Leave every picture out and write out the records below exactly.

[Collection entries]
────────────────────────────────────────

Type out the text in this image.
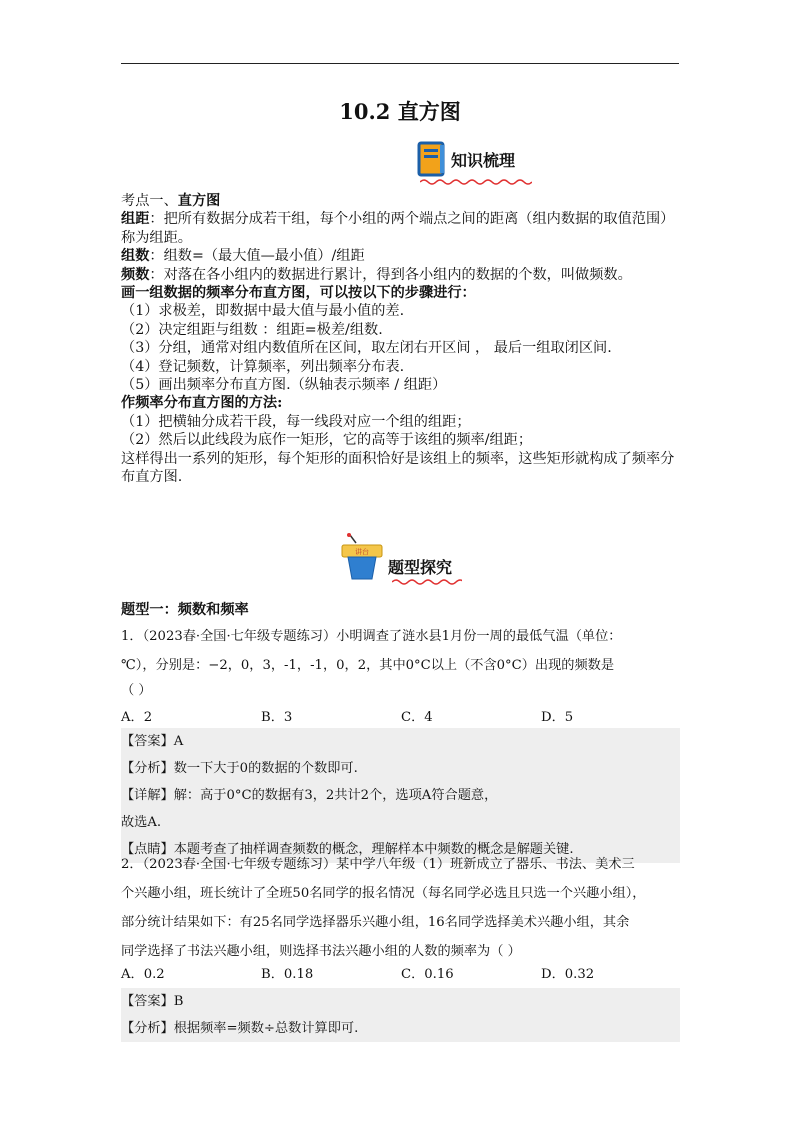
10.2 直方图
知识梳理

考点一、直方图

组距：把所有数据分成若干组，每个小组的两个端点之间的距离（组内数据的取值范围）称为组距。

组数：组数=（最大值—最小值）/组距

频数：对落在各小组内的数据进行累计，得到各小组内的数据的个数，叫做频数。

画一组数据的频率分布直方图，可以按以下的步骤进行：

（1）求极差，即数据中最大值与最小值的差.

（2）决定组距与组数 ：组距=极差/组数.

（3）分组，通常对组内数值所在区间，取左闭右开区间 ， 最后一组取闭区间.

（4）登记频数，计算频率，列出频率分布表.

（5）画出频率分布直方图.（纵轴表示频率 / 组距）

作频率分布直方图的方法:

（1）把横轴分成若干段，每一线段对应一个组的组距；

（2）然后以此线段为底作一矩形，它的高等于该组的频率/组距；

这样得出一系列的矩形，每个矩形的面积恰好是该组上的频率，这些矩形就构成了频率分布直方图.

讲台
题型探究
题型一：频数和频率

1．（2023春·全国·七年级专题练习）小明调查了涟水县1月份一周的最低气温（单位：

℃），分别是：−2，0，3，-1，-1，0，2，其中0°C以上（不含0°C）出现的频数是

（ ）

A．2	B．3	C．4	D．5

【答案】A

【分析】数一下大于0的数据的个数即可.

【详解】解：高于0°C的数据有3，2共计2个，选项A符合题意，

故选A.

【点睛】本题考查了抽样调查频数的概念，理解样本中频数的概念是解题关键.

2．（2023春·全国·七年级专题练习）某中学八年级（1）班新成立了器乐、书法、美术三

个兴趣小组，班长统计了全班50名同学的报名情况（每名同学必选且只选一个兴趣小组），

部分统计结果如下：有25名同学选择器乐兴趣小组，16名同学选择美术兴趣小组，其余

同学选择了书法兴趣小组，则选择书法兴趣小组的人数的频率为（ ）

A．0.2	B．0.18	C．0.16	D．0.32

【答案】B

【分析】根据频率=频数÷总数计算即可.
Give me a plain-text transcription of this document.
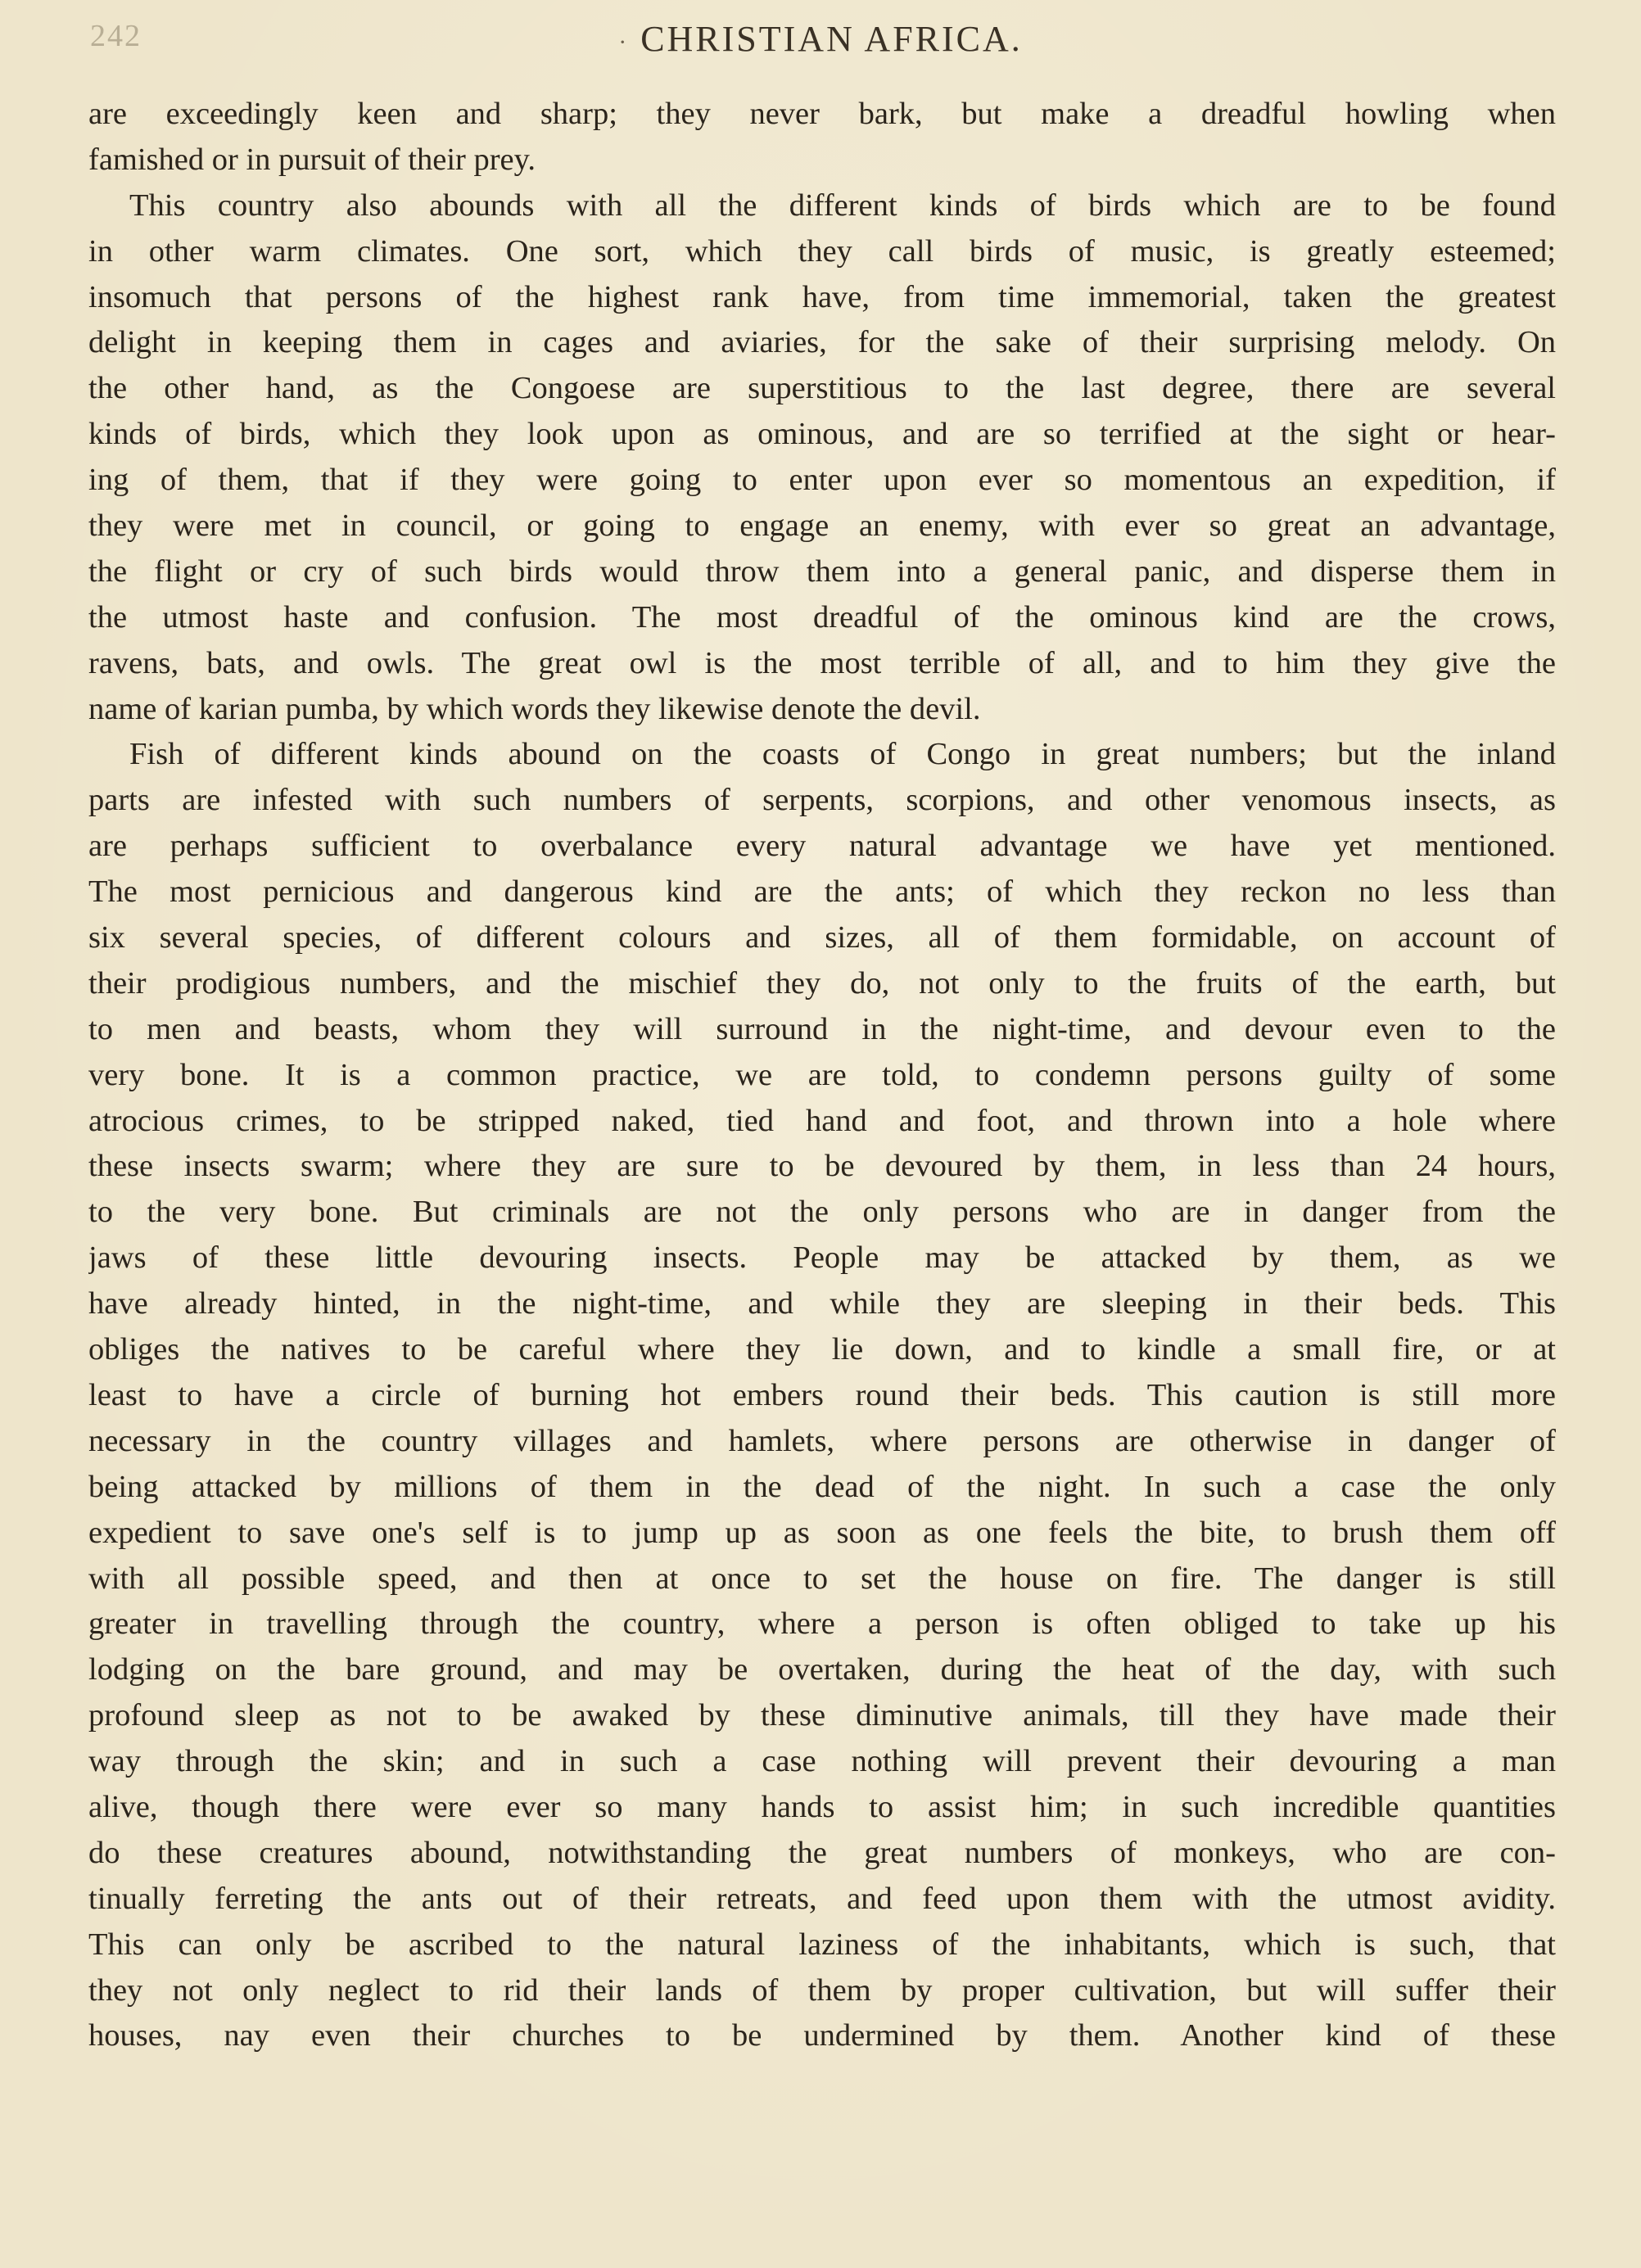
242	· CHRISTIAN AFRICA.
are exceedingly keen and sharp; they never bark, but make a dreadful howling when
famished or in pursuit of their prey.
This country also abounds with all the different kinds of birds which are to be found
in other warm climates. One sort, which they call birds of music, is greatly esteemed;
insomuch that persons of the highest rank have, from time immemorial, taken the greatest
delight in keeping them in cages and aviaries, for the sake of their surprising melody. On
the other hand, as the Congoese are superstitious to the last degree, there are several
kinds of birds, which they look upon as ominous, and are so terrified at the sight or hear-
ing of them, that if they were going to enter upon ever so momentous an expedition, if
they were met in council, or going to engage an enemy, with ever so great an advantage,
the flight or cry of such birds would throw them into a general panic, and disperse them in
the utmost haste and confusion. The most dreadful of the ominous kind are the crows,
ravens, bats, and owls. The great owl is the most terrible of all, and to him they give the
name of karian pumba, by which words they likewise denote the devil.
Fish of different kinds abound on the coasts of Congo in great numbers; but the inland
parts are infested with such numbers of serpents, scorpions, and other venomous insects, as
are perhaps sufficient to overbalance every natural advantage we have yet mentioned.
The most pernicious and dangerous kind are the ants; of which they reckon no less than
six several species, of different colours and sizes, all of them formidable, on account of
their prodigious numbers, and the mischief they do, not only to the fruits of the earth, but
to men and beasts, whom they will surround in the night-time, and devour even to the
very bone. It is a common practice, we are told, to condemn persons guilty of some
atrocious crimes, to be stripped naked, tied hand and foot, and thrown into a hole where
these insects swarm; where they are sure to be devoured by them, in less than 24 hours,
to the very bone. But criminals are not the only persons who are in danger from the
jaws of these little devouring insects. People may be attacked by them, as we
have already hinted, in the night-time, and while they are sleeping in their beds. This
obliges the natives to be careful where they lie down, and to kindle a small fire, or at
least to have a circle of burning hot embers round their beds. This caution is still more
necessary in the country villages and hamlets, where persons are otherwise in danger of
being attacked by millions of them in the dead of the night. In such a case the only
expedient to save one's self is to jump up as soon as one feels the bite, to brush them off
with all possible speed, and then at once to set the house on fire. The danger is still
greater in travelling through the country, where a person is often obliged to take up his
lodging on the bare ground, and may be overtaken, during the heat of the day, with such
profound sleep as not to be awaked by these diminutive animals, till they have made their
way through the skin; and in such a case nothing will prevent their devouring a man
alive, though there were ever so many hands to assist him; in such incredible quantities
do these creatures abound, notwithstanding the great numbers of monkeys, who are con-
tinually ferreting the ants out of their retreats, and feed upon them with the utmost avidity.
This can only be ascribed to the natural laziness of the inhabitants, which is such, that
they not only neglect to rid their lands of them by proper cultivation, but will suffer their
houses, nay even their churches to be undermined by them. Another kind of these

────────────────────────────────────────

> PROBLEM SOLUTION:
Type out the text in this image.
10.2 直方图
知识梳理

考点一、直方图

组距：把所有数据分成若干组，每个小组的两个端点之间的距离（组内数据的取值范围）称为组距。

组数：组数=（最大值—最小值）/组距

频数：对落在各小组内的数据进行累计，得到各小组内的数据的个数，叫做频数。

画一组数据的频率分布直方图，可以按以下的步骤进行：

（1）求极差，即数据中最大值与最小值的差.

（2）决定组距与组数 ：组距=极差/组数.

（3）分组，通常对组内数值所在区间，取左闭右开区间 ， 最后一组取闭区间.

（4）登记频数，计算频率，列出频率分布表.

（5）画出频率分布直方图.（纵轴表示频率 / 组距）

作频率分布直方图的方法:

（1）把横轴分成若干段，每一线段对应一个组的组距；

（2）然后以此线段为底作一矩形，它的高等于该组的频率/组距；

这样得出一系列的矩形，每个矩形的面积恰好是该组上的频率，这些矩形就构成了频率分布直方图.

讲台
题型探究
题型一：频数和频率

1．（2023春·全国·七年级专题练习）小明调查了涟水县1月份一周的最低气温（单位：

℃），分别是：−2，0，3，-1，-1，0，2，其中0°C以上（不含0°C）出现的频数是

（ ）

A．2	B．3	C．4	D．5

【答案】A

【分析】数一下大于0的数据的个数即可.

【详解】解：高于0°C的数据有3，2共计2个，选项A符合题意，

故选A.

【点睛】本题考查了抽样调查频数的概念，理解样本中频数的概念是解题关键.

2．（2023春·全国·七年级专题练习）某中学八年级（1）班新成立了器乐、书法、美术三

个兴趣小组，班长统计了全班50名同学的报名情况（每名同学必选且只选一个兴趣小组），

部分统计结果如下：有25名同学选择器乐兴趣小组，16名同学选择美术兴趣小组，其余

同学选择了书法兴趣小组，则选择书法兴趣小组的人数的频率为（ ）

A．0.2	B．0.18	C．0.16	D．0.32

【答案】B

【分析】根据频率=频数÷总数计算即可.
Give me a plain-text transcription of this document.
242	· CHRISTIAN AFRICA.
are exceedingly keen and sharp; they never bark, but make a dreadful howling when
famished or in pursuit of their prey.
This country also abounds with all the different kinds of birds which are to be found
in other warm climates. One sort, which they call birds of music, is greatly esteemed;
insomuch that persons of the highest rank have, from time immemorial, taken the greatest
delight in keeping them in cages and aviaries, for the sake of their surprising melody. On
the other hand, as the Congoese are superstitious to the last degree, there are several
kinds of birds, which they look upon as ominous, and are so terrified at the sight or hear-
ing of them, that if they were going to enter upon ever so momentous an expedition, if
they were met in council, or going to engage an enemy, with ever so great an advantage,
the flight or cry of such birds would throw them into a general panic, and disperse them in
the utmost haste and confusion. The most dreadful of the ominous kind are the crows,
ravens, bats, and owls. The great owl is the most terrible of all, and to him they give the
name of karian pumba, by which words they likewise denote the devil.
Fish of different kinds abound on the coasts of Congo in great numbers; but the inland
parts are infested with such numbers of serpents, scorpions, and other venomous insects, as
are perhaps sufficient to overbalance every natural advantage we have yet mentioned.
The most pernicious and dangerous kind are the ants; of which they reckon no less than
six several species, of different colours and sizes, all of them formidable, on account of
their prodigious numbers, and the mischief they do, not only to the fruits of the earth, but
to men and beasts, whom they will surround in the night-time, and devour even to the
very bone. It is a common practice, we are told, to condemn persons guilty of some
atrocious crimes, to be stripped naked, tied hand and foot, and thrown into a hole where
these insects swarm; where they are sure to be devoured by them, in less than 24 hours,
to the very bone. But criminals are not the only persons who are in danger from the
jaws of these little devouring insects. People may be attacked by them, as we
have already hinted, in the night-time, and while they are sleeping in their beds. This
obliges the natives to be careful where they lie down, and to kindle a small fire, or at
least to have a circle of burning hot embers round their beds. This caution is still more
necessary in the country villages and hamlets, where persons are otherwise in danger of
being attacked by millions of them in the dead of the night. In such a case the only
expedient to save one's self is to jump up as soon as one feels the bite, to brush them off
with all possible speed, and then at once to set the house on fire. The danger is still
greater in travelling through the country, where a person is often obliged to take up his
lodging on the bare ground, and may be overtaken, during the heat of the day, with such
profound sleep as not to be awaked by these diminutive animals, till they have made their
way through the skin; and in such a case nothing will prevent their devouring a man
alive, though there were ever so many hands to assist him; in such incredible quantities
do these creatures abound, notwithstanding the great numbers of monkeys, who are con-
tinually ferreting the ants out of their retreats, and feed upon them with the utmost avidity.
This can only be ascribed to the natural laziness of the inhabitants, which is such, that
they not only neglect to rid their lands of them by proper cultivation, but will suffer their
houses, nay even their churches to be undermined by them. Another kind of these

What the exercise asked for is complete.